SHORT EXERCISE:
Reproduce every entry exactly, without alteration.
-------------------------
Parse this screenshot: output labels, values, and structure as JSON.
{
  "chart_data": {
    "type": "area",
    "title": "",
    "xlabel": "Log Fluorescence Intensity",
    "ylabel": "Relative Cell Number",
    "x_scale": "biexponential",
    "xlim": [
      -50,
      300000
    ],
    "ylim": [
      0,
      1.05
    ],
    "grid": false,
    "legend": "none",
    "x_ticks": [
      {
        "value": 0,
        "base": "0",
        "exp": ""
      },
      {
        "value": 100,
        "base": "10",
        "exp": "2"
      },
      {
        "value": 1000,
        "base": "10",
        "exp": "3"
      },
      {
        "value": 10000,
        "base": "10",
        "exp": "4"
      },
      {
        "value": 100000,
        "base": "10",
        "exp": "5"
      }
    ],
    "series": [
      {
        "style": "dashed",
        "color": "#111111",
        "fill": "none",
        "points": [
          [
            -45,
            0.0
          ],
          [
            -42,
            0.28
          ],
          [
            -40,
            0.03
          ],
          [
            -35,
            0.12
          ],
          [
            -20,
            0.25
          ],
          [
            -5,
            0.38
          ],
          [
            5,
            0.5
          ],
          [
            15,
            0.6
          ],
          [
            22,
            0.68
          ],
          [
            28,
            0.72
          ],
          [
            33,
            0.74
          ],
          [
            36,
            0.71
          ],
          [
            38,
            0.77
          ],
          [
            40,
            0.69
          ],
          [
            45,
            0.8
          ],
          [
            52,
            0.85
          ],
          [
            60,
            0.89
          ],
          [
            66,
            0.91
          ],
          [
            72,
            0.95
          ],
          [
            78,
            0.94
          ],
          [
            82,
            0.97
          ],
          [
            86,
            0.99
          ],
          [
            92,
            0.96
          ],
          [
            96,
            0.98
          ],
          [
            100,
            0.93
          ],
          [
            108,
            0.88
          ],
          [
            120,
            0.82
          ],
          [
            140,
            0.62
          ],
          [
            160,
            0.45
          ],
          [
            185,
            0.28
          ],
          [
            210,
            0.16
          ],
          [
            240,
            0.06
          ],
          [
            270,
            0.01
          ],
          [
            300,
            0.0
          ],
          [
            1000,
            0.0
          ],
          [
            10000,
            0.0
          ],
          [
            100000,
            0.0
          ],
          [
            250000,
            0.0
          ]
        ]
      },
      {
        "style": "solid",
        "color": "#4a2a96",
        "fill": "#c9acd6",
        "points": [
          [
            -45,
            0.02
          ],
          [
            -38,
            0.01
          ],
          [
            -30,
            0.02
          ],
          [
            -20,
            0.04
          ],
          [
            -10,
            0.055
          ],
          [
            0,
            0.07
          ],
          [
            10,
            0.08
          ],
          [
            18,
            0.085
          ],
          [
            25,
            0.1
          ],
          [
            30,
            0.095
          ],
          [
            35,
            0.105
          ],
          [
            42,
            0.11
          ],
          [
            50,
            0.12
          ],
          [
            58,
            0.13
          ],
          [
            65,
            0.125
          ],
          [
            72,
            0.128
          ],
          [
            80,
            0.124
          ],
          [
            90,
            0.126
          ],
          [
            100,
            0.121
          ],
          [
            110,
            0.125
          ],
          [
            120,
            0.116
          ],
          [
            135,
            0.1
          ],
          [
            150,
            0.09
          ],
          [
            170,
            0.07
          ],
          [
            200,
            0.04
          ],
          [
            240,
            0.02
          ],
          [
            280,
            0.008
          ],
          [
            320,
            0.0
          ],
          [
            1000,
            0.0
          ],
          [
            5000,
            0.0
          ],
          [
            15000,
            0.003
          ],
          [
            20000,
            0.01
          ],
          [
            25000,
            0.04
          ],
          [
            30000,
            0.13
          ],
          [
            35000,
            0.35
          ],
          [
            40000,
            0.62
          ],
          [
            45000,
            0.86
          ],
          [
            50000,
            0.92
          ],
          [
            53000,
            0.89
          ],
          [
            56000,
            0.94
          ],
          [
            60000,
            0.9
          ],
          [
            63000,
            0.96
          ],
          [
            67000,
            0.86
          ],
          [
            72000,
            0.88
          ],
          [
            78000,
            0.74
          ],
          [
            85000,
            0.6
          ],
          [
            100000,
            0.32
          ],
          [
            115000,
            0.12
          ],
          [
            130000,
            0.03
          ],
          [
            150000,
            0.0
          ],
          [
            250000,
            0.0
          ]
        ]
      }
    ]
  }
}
-------------------------
RESULT OF THE TASK:
Parse this screenshot: output labels, values, and structure as JSON.
{
  "chart_data": {
    "type": "area",
    "title": "",
    "xlabel": "Log Fluorescence Intensity",
    "ylabel": "Relative Cell Number",
    "x_scale": "biexponential",
    "xlim": [
      -50,
      300000
    ],
    "ylim": [
      0,
      1.05
    ],
    "grid": false,
    "legend": "none",
    "x_ticks": [
      {
        "value": 0,
        "base": "0",
        "exp": ""
      },
      {
        "value": 100,
        "base": "10",
        "exp": "2"
      },
      {
        "value": 1000,
        "base": "10",
        "exp": "3"
      },
      {
        "value": 10000,
        "base": "10",
        "exp": "4"
      },
      {
        "value": 100000,
        "base": "10",
        "exp": "5"
      }
    ],
    "series": [
      {
        "style": "dashed",
        "color": "#111111",
        "fill": "none",
        "points": [
          [
            -45,
            0.0
          ],
          [
            -42,
            0.28
          ],
          [
            -40,
            0.03
          ],
          [
            -35,
            0.12
          ],
          [
            -20,
            0.25
          ],
          [
            -5,
            0.38
          ],
          [
            5,
            0.5
          ],
          [
            15,
            0.6
          ],
          [
            22,
            0.68
          ],
          [
            28,
            0.72
          ],
          [
            33,
            0.74
          ],
          [
            36,
            0.71
          ],
          [
            38,
            0.77
          ],
          [
            40,
            0.69
          ],
          [
            45,
            0.8
          ],
          [
            52,
            0.85
          ],
          [
            60,
            0.89
          ],
          [
            66,
            0.91
          ],
          [
            72,
            0.95
          ],
          [
            78,
            0.94
          ],
          [
            82,
            0.97
          ],
          [
            86,
            0.99
          ],
          [
            92,
            0.96
          ],
          [
            96,
            0.98
          ],
          [
            100,
            0.93
          ],
          [
            108,
            0.88
          ],
          [
            120,
            0.82
          ],
          [
            140,
            0.62
          ],
          [
            160,
            0.45
          ],
          [
            185,
            0.28
          ],
          [
            210,
            0.16
          ],
          [
            240,
            0.06
          ],
          [
            270,
            0.01
          ],
          [
            300,
            0.0
          ],
          [
            1000,
            0.0
          ],
          [
            10000,
            0.0
          ],
          [
            100000,
            0.0
          ],
          [
            250000,
            0.0
          ]
        ]
      },
      {
        "style": "solid",
        "color": "#4a2a96",
        "fill": "#c9acd6",
        "points": [
          [
            -45,
            0.02
          ],
          [
            -38,
            0.01
          ],
          [
            -30,
            0.02
          ],
          [
            -20,
            0.04
          ],
          [
            -10,
            0.055
          ],
          [
            0,
            0.07
          ],
          [
            10,
            0.08
          ],
          [
            18,
            0.085
          ],
          [
            25,
            0.1
          ],
          [
            30,
            0.095
          ],
          [
            35,
            0.105
          ],
          [
            42,
            0.11
          ],
          [
            50,
            0.12
          ],
          [
            58,
            0.13
          ],
          [
            65,
            0.125
          ],
          [
            72,
            0.128
          ],
          [
            80,
            0.124
          ],
          [
            90,
            0.126
          ],
          [
            100,
            0.121
          ],
          [
            110,
            0.125
          ],
          [
            120,
            0.116
          ],
          [
            135,
            0.1
          ],
          [
            150,
            0.09
          ],
          [
            170,
            0.07
          ],
          [
            200,
            0.04
          ],
          [
            240,
            0.02
          ],
          [
            280,
            0.008
          ],
          [
            320,
            0.0
          ],
          [
            1000,
            0.0
          ],
          [
            5000,
            0.0
          ],
          [
            15000,
            0.003
          ],
          [
            20000,
            0.01
          ],
          [
            25000,
            0.04
          ],
          [
            30000,
            0.13
          ],
          [
            35000,
            0.35
          ],
          [
            40000,
            0.62
          ],
          [
            45000,
            0.86
          ],
          [
            50000,
            0.92
          ],
          [
            53000,
            0.89
          ],
          [
            56000,
            0.94
          ],
          [
            60000,
            0.9
          ],
          [
            63000,
            0.96
          ],
          [
            67000,
            0.86
          ],
          [
            72000,
            0.88
          ],
          [
            78000,
            0.74
          ],
          [
            85000,
            0.6
          ],
          [
            100000,
            0.32
          ],
          [
            115000,
            0.12
          ],
          [
            130000,
            0.03
          ],
          [
            150000,
            0.0
          ],
          [
            250000,
            0.0
          ]
        ]
      }
    ]
  }
}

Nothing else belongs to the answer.